### What you need to do
What lines of the data include the string "from"? Copy them all.

-*-*-

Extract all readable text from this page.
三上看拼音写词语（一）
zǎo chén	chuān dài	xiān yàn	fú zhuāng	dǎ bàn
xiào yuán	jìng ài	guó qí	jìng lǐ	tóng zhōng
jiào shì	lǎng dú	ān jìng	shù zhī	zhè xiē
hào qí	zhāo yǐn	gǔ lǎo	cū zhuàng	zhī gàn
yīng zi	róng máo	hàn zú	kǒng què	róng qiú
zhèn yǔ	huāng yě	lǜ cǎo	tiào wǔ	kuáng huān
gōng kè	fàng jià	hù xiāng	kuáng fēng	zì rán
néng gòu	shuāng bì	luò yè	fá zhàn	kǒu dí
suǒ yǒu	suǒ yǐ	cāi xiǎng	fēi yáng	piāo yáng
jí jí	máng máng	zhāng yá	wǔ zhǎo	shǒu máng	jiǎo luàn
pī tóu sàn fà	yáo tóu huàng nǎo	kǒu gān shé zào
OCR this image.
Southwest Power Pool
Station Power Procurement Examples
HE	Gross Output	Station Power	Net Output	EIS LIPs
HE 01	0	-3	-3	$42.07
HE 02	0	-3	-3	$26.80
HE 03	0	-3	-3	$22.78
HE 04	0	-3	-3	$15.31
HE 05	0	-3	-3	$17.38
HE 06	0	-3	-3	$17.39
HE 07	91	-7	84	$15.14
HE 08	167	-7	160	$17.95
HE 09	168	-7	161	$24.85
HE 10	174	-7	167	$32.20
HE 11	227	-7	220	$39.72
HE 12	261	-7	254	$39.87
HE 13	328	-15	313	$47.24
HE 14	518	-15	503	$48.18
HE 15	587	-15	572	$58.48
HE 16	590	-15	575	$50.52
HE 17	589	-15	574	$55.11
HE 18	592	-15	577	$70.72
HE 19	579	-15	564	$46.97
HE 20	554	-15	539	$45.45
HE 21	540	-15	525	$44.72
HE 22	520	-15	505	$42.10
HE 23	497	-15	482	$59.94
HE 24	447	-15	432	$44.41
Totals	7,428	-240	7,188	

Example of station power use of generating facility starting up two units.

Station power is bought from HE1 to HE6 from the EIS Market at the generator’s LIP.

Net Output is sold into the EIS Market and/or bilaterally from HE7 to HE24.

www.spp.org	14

-*-*-

### Task result
Extract all readable text from this page.
Station power is bought from HE1 to HE6 from the EIS Market at the generator’s LIP.
Net Output is sold into the EIS Market and/or bilaterally from HE7 to HE24.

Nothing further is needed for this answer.